====== Provided data ======
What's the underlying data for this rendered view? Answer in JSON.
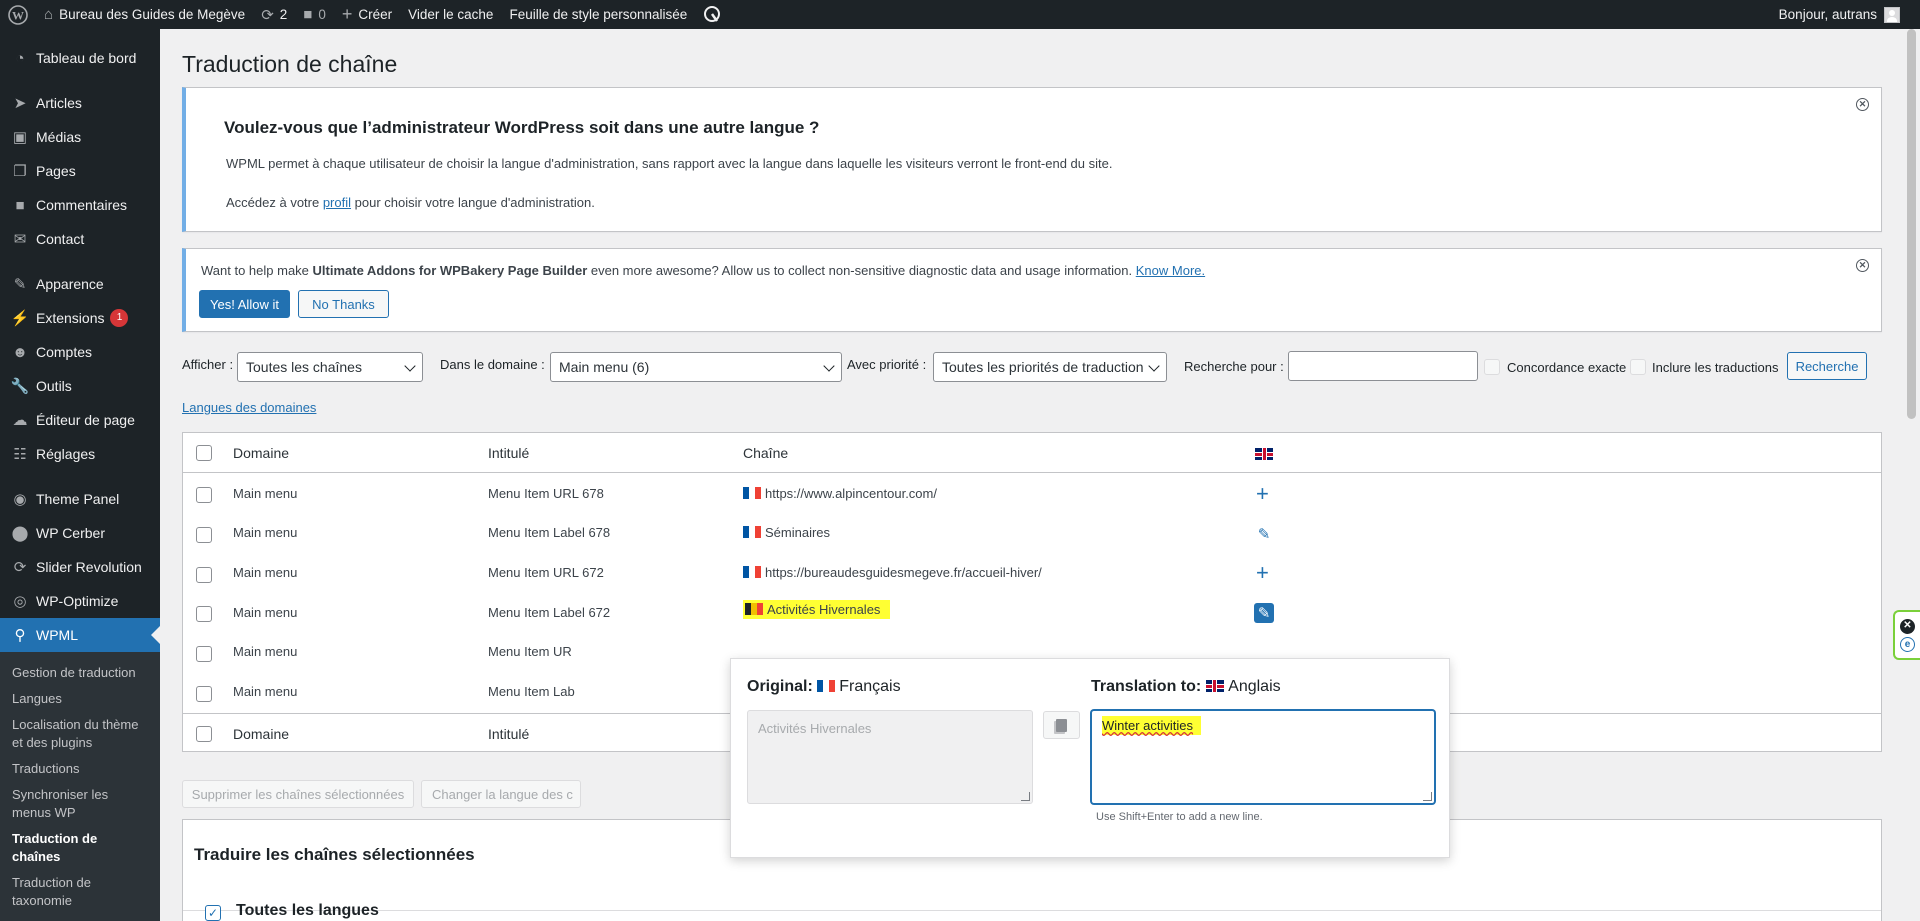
{
  "adminbar": {
    "site_name": "Bureau des Guides de Megève",
    "updates_count": "2",
    "comments_count": "0",
    "create_label": "Créer",
    "clear_cache_label": "Vider le cache",
    "custom_stylesheet_label": "Feuille de style personnalisée",
    "greeting": "Bonjour, autrans"
  },
  "sidebar": {
    "items": [
      {
        "label": "Tableau de bord",
        "icon": "dashboard-icon"
      },
      {
        "label": "Articles",
        "icon": "pin-icon"
      },
      {
        "label": "Médias",
        "icon": "media-icon"
      },
      {
        "label": "Pages",
        "icon": "pages-icon"
      },
      {
        "label": "Commentaires",
        "icon": "comments-icon"
      },
      {
        "label": "Contact",
        "icon": "mail-icon"
      },
      {
        "label": "Apparence",
        "icon": "brush-icon"
      },
      {
        "label": "Extensions",
        "icon": "plugin-icon",
        "badge": "1"
      },
      {
        "label": "Comptes",
        "icon": "users-icon"
      },
      {
        "label": "Outils",
        "icon": "tools-icon"
      },
      {
        "label": "Éditeur de page",
        "icon": "cloud-icon"
      },
      {
        "label": "Réglages",
        "icon": "settings-icon"
      },
      {
        "label": "Theme Panel",
        "icon": "theme-panel-icon"
      },
      {
        "label": "WP Cerber",
        "icon": "cerber-icon"
      },
      {
        "label": "Slider Revolution",
        "icon": "slider-icon"
      },
      {
        "label": "WP-Optimize",
        "icon": "optimize-icon"
      },
      {
        "label": "WPML",
        "icon": "wpml-icon"
      }
    ],
    "submenu": [
      "Gestion de traduction",
      "Langues",
      "Localisation du thème et des plugins",
      "Traductions",
      "Synchroniser les menus WP",
      "Traduction de chaînes",
      "Traduction de taxonomie"
    ]
  },
  "page": {
    "title": "Traduction de chaîne"
  },
  "notice_lang": {
    "title": "Voulez-vous que l’administrateur WordPress soit dans une autre langue ?",
    "p1": "WPML permet à chaque utilisateur de choisir la langue d'administration, sans rapport avec la langue dans laquelle les visiteurs verront le front-end du site.",
    "p2_before": "Accédez à votre ",
    "p2_link": "profil",
    "p2_after": " pour choisir votre langue d'administration."
  },
  "notice_uaa": {
    "text_before": "Want to help make ",
    "text_bold": "Ultimate Addons for WPBakery Page Builder",
    "text_after": " even more awesome? Allow us to collect non-sensitive diagnostic data and usage information. ",
    "link": "Know More.",
    "allow_label": "Yes! Allow it",
    "no_label": "No Thanks"
  },
  "filters": {
    "afficher_label": "Afficher :",
    "afficher_value": "Toutes les chaînes",
    "domaine_label": "Dans le domaine :",
    "domaine_value": "Main menu (6)",
    "priorite_label": "Avec priorité :",
    "priorite_value": "Toutes les priorités de traduction",
    "recherche_label": "Recherche pour :",
    "recherche_value": "",
    "exact_label": "Concordance exacte",
    "include_label": "Inclure les traductions",
    "search_button": "Recherche",
    "domain_langs_link": "Langues des domaines"
  },
  "table": {
    "columns": [
      "Domaine",
      "Intitulé",
      "Chaîne"
    ],
    "rows": [
      {
        "domain": "Main menu",
        "name": "Menu Item URL 678",
        "string": "https://www.alpincentour.com/",
        "action": "add"
      },
      {
        "domain": "Main menu",
        "name": "Menu Item Label 678",
        "string": "Séminaires",
        "action": "edit"
      },
      {
        "domain": "Main menu",
        "name": "Menu Item URL 672",
        "string": "https://bureaudesguidesmegeve.fr/accueil-hiver/",
        "action": "add"
      },
      {
        "domain": "Main menu",
        "name": "Menu Item Label 672",
        "string": "Activités Hivernales",
        "action": "edit-active"
      },
      {
        "domain": "Main menu",
        "name": "Menu Item UR",
        "string": "",
        "action": ""
      },
      {
        "domain": "Main menu",
        "name": "Menu Item Lab",
        "string": "",
        "action": ""
      }
    ],
    "footer": [
      "Domaine",
      "Intitulé"
    ]
  },
  "bulk": {
    "delete_label": "Supprimer les chaînes sélectionnées",
    "change_lang_label": "Changer la langue des c"
  },
  "popup": {
    "original_label": "Original:",
    "original_lang": "Français",
    "original_text": "Activités Hivernales",
    "translation_label": "Translation to:",
    "translation_lang": "Anglais",
    "translation_text": "Winter activities",
    "help": "Use Shift+Enter to add a new line."
  },
  "section": {
    "title": "Traduire les chaînes sélectionnées",
    "all_languages": "Toutes les langues"
  },
  "colors": {
    "accent": "#2271b1",
    "adminbar": "#1d2327",
    "highlight": "#ffff33",
    "badge": "#d63638"
  }
}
======
### Exercise
Restate the full listing verbatim and drop every picture.

### Exercise response
What's the underlying data for this rendered view? Answer in JSON.
{
  "adminbar": {
    "site_name": "Bureau des Guides de Megève",
    "updates_count": "2",
    "comments_count": "0",
    "create_label": "Créer",
    "clear_cache_label": "Vider le cache",
    "custom_stylesheet_label": "Feuille de style personnalisée",
    "greeting": "Bonjour, autrans"
  },
  "sidebar": {
    "items": [
      {
        "label": "Tableau de bord",
        "icon": "dashboard-icon"
      },
      {
        "label": "Articles",
        "icon": "pin-icon"
      },
      {
        "label": "Médias",
        "icon": "media-icon"
      },
      {
        "label": "Pages",
        "icon": "pages-icon"
      },
      {
        "label": "Commentaires",
        "icon": "comments-icon"
      },
      {
        "label": "Contact",
        "icon": "mail-icon"
      },
      {
        "label": "Apparence",
        "icon": "brush-icon"
      },
      {
        "label": "Extensions",
        "icon": "plugin-icon",
        "badge": "1"
      },
      {
        "label": "Comptes",
        "icon": "users-icon"
      },
      {
        "label": "Outils",
        "icon": "tools-icon"
      },
      {
        "label": "Éditeur de page",
        "icon": "cloud-icon"
      },
      {
        "label": "Réglages",
        "icon": "settings-icon"
      },
      {
        "label": "Theme Panel",
        "icon": "theme-panel-icon"
      },
      {
        "label": "WP Cerber",
        "icon": "cerber-icon"
      },
      {
        "label": "Slider Revolution",
        "icon": "slider-icon"
      },
      {
        "label": "WP-Optimize",
        "icon": "optimize-icon"
      },
      {
        "label": "WPML",
        "icon": "wpml-icon"
      }
    ],
    "submenu": [
      "Gestion de traduction",
      "Langues",
      "Localisation du thème et des plugins",
      "Traductions",
      "Synchroniser les menus WP",
      "Traduction de chaînes",
      "Traduction de taxonomie"
    ]
  },
  "page": {
    "title": "Traduction de chaîne"
  },
  "notice_lang": {
    "title": "Voulez-vous que l’administrateur WordPress soit dans une autre langue ?",
    "p1": "WPML permet à chaque utilisateur de choisir la langue d'administration, sans rapport avec la langue dans laquelle les visiteurs verront le front-end du site.",
    "p2_before": "Accédez à votre ",
    "p2_link": "profil",
    "p2_after": " pour choisir votre langue d'administration."
  },
  "notice_uaa": {
    "text_before": "Want to help make ",
    "text_bold": "Ultimate Addons for WPBakery Page Builder",
    "text_after": " even more awesome? Allow us to collect non-sensitive diagnostic data and usage information. ",
    "link": "Know More.",
    "allow_label": "Yes! Allow it",
    "no_label": "No Thanks"
  },
  "filters": {
    "afficher_label": "Afficher :",
    "afficher_value": "Toutes les chaînes",
    "domaine_label": "Dans le domaine :",
    "domaine_value": "Main menu (6)",
    "priorite_label": "Avec priorité :",
    "priorite_value": "Toutes les priorités de traduction",
    "recherche_label": "Recherche pour :",
    "recherche_value": "",
    "exact_label": "Concordance exacte",
    "include_label": "Inclure les traductions",
    "search_button": "Recherche",
    "domain_langs_link": "Langues des domaines"
  },
  "table": {
    "columns": [
      "Domaine",
      "Intitulé",
      "Chaîne"
    ],
    "rows": [
      {
        "domain": "Main menu",
        "name": "Menu Item URL 678",
        "string": "https://www.alpincentour.com/",
        "action": "add"
      },
      {
        "domain": "Main menu",
        "name": "Menu Item Label 678",
        "string": "Séminaires",
        "action": "edit"
      },
      {
        "domain": "Main menu",
        "name": "Menu Item URL 672",
        "string": "https://bureaudesguidesmegeve.fr/accueil-hiver/",
        "action": "add"
      },
      {
        "domain": "Main menu",
        "name": "Menu Item Label 672",
        "string": "Activités Hivernales",
        "action": "edit-active"
      },
      {
        "domain": "Main menu",
        "name": "Menu Item UR",
        "string": "",
        "action": ""
      },
      {
        "domain": "Main menu",
        "name": "Menu Item Lab",
        "string": "",
        "action": ""
      }
    ],
    "footer": [
      "Domaine",
      "Intitulé"
    ]
  },
  "bulk": {
    "delete_label": "Supprimer les chaînes sélectionnées",
    "change_lang_label": "Changer la langue des c"
  },
  "popup": {
    "original_label": "Original:",
    "original_lang": "Français",
    "original_text": "Activités Hivernales",
    "translation_label": "Translation to:",
    "translation_lang": "Anglais",
    "translation_text": "Winter activities",
    "help": "Use Shift+Enter to add a new line."
  },
  "section": {
    "title": "Traduire les chaînes sélectionnées",
    "all_languages": "Toutes les langues"
  },
  "colors": {
    "accent": "#2271b1",
    "adminbar": "#1d2327",
    "highlight": "#ffff33",
    "badge": "#d63638"
  }
}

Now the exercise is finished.